* [Given problem]
Starting at the line that contains "98, 106, 115]" and ending at the line that contains "refresh-button[interactable]: ⇆ [615, 29, 640, 51]", rewrite those lines with "interactable" swapped for "clickable" and nothing else altered.

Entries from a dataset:

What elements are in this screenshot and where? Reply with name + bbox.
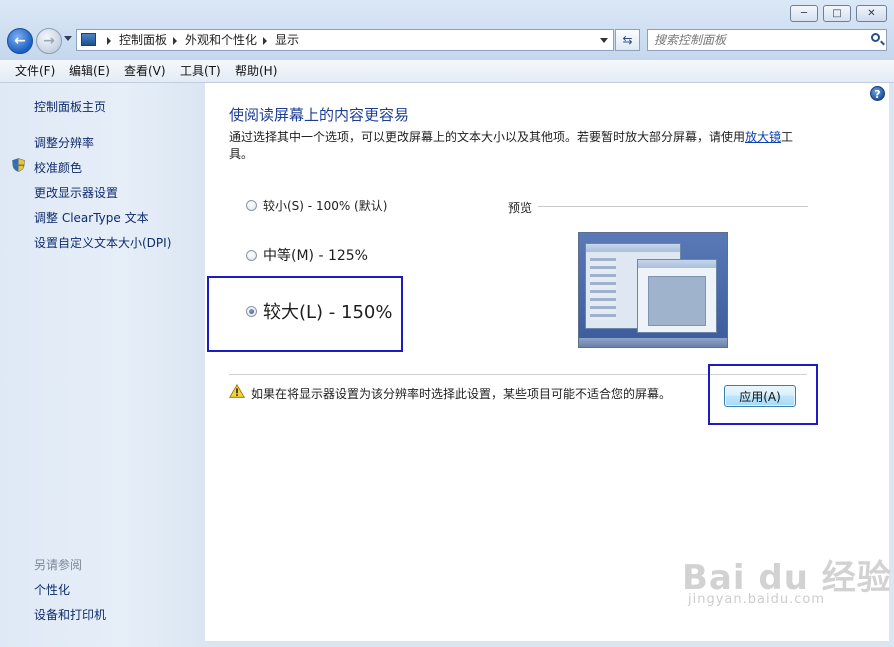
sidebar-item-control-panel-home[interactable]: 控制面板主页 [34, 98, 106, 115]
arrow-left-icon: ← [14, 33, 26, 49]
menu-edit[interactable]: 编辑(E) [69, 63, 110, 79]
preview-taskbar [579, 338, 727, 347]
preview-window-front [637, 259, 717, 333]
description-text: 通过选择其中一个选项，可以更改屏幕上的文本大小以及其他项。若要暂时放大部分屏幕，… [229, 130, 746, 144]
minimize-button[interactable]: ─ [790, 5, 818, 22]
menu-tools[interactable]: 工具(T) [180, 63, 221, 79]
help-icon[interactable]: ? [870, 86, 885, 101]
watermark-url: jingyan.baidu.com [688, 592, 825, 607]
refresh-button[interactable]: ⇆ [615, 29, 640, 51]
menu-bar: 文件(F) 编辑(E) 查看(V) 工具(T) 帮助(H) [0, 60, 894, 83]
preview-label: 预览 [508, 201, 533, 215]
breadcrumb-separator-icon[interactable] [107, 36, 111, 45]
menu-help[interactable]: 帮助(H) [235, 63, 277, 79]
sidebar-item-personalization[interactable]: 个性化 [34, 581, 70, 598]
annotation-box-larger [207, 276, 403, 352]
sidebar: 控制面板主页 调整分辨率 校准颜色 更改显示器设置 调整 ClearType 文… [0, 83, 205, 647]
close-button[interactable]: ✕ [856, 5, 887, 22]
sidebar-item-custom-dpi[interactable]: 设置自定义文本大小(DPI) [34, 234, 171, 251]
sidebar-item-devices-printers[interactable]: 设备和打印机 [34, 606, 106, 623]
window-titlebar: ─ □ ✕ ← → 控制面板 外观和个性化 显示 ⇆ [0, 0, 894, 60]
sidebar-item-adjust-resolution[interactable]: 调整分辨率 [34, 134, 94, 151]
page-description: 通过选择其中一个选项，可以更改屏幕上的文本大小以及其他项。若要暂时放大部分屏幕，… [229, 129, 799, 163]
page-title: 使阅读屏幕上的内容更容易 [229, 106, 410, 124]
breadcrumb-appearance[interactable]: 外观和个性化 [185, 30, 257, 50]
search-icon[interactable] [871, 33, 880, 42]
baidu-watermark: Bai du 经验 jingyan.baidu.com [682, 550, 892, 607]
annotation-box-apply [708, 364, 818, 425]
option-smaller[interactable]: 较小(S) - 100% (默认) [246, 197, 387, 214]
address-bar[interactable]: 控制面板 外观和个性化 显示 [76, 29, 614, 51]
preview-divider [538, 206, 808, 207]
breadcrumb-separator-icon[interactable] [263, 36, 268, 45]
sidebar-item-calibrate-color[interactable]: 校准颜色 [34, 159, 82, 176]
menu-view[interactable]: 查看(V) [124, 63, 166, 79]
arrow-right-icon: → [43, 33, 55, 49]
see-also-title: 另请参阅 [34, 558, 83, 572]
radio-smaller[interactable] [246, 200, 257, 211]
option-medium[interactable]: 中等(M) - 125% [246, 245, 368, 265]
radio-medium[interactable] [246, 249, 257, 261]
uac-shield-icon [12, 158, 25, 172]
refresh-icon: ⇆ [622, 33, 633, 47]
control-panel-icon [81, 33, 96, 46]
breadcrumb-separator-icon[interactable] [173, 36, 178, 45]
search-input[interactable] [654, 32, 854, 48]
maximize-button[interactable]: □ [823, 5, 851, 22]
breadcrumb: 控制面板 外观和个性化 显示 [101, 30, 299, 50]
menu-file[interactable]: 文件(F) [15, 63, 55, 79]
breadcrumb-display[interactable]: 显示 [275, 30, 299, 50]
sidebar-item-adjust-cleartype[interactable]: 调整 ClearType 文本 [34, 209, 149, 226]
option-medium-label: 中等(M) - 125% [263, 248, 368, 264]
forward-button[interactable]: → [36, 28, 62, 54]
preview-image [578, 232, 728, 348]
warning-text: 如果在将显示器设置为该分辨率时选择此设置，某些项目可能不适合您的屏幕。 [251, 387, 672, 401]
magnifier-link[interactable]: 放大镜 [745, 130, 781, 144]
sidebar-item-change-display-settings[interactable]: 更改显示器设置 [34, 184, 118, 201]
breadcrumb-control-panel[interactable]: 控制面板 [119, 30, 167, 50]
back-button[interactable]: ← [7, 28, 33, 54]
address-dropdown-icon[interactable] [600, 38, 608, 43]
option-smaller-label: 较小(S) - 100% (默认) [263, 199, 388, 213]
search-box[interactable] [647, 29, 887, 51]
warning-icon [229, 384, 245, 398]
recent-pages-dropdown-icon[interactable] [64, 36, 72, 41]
---
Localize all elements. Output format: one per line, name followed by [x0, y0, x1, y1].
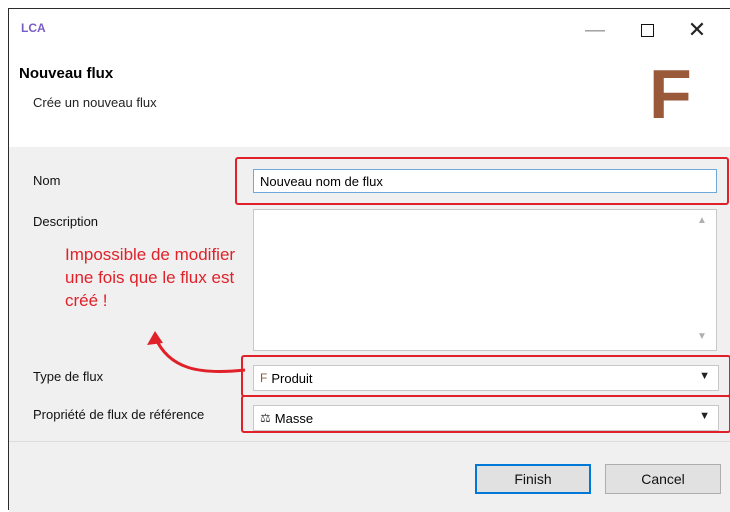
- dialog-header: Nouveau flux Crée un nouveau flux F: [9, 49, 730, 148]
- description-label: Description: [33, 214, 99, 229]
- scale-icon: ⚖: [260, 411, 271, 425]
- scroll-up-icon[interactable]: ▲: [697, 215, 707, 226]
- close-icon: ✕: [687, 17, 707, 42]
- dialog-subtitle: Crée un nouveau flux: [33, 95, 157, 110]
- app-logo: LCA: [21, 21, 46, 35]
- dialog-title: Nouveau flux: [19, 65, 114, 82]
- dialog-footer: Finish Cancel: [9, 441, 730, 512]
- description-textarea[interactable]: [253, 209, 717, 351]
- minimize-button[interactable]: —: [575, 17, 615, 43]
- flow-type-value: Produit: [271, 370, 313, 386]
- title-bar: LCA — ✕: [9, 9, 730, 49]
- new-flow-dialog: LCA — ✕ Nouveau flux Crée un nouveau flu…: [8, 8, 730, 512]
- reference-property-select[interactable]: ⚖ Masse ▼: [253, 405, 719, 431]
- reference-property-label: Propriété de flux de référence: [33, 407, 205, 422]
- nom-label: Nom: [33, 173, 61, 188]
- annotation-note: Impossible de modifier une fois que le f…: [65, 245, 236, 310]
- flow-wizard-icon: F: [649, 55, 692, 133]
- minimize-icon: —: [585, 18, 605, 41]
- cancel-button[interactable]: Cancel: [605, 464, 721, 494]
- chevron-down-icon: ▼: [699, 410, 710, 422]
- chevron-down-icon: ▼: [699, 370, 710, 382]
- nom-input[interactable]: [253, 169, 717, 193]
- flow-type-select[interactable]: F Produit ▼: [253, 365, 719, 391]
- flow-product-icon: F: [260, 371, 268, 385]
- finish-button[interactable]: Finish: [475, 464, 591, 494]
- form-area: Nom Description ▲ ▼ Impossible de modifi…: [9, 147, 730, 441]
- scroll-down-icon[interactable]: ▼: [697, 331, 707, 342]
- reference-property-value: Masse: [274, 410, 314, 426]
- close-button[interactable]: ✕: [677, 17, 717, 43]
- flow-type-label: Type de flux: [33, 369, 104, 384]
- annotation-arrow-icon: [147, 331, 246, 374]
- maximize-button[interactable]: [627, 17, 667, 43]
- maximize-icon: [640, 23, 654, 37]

* [Response for this exercise]
sidebar-item-control-panel-home[clickable]: 控制面板主页 [34, 98, 106, 115]
arrow-left-icon: ← [14, 33, 26, 49]
menu-edit[clickable]: 编辑(E) [69, 63, 110, 79]
preview-taskbar [579, 338, 727, 347]
preview-window-front [637, 259, 717, 333]
description-text: 通过选择其中一个选项，可以更改屏幕上的文本大小以及其他项。若要暂时放大部分屏幕，… [229, 130, 746, 144]
minimize-button[clickable]: ─ [790, 5, 818, 22]
menu-tools[clickable]: 工具(T) [180, 63, 221, 79]
help-icon[clickable]: ? [870, 86, 885, 101]
watermark-url: jingyan.baidu.com [688, 592, 825, 607]
refresh-button[clickable]: ⇆ [615, 29, 640, 51]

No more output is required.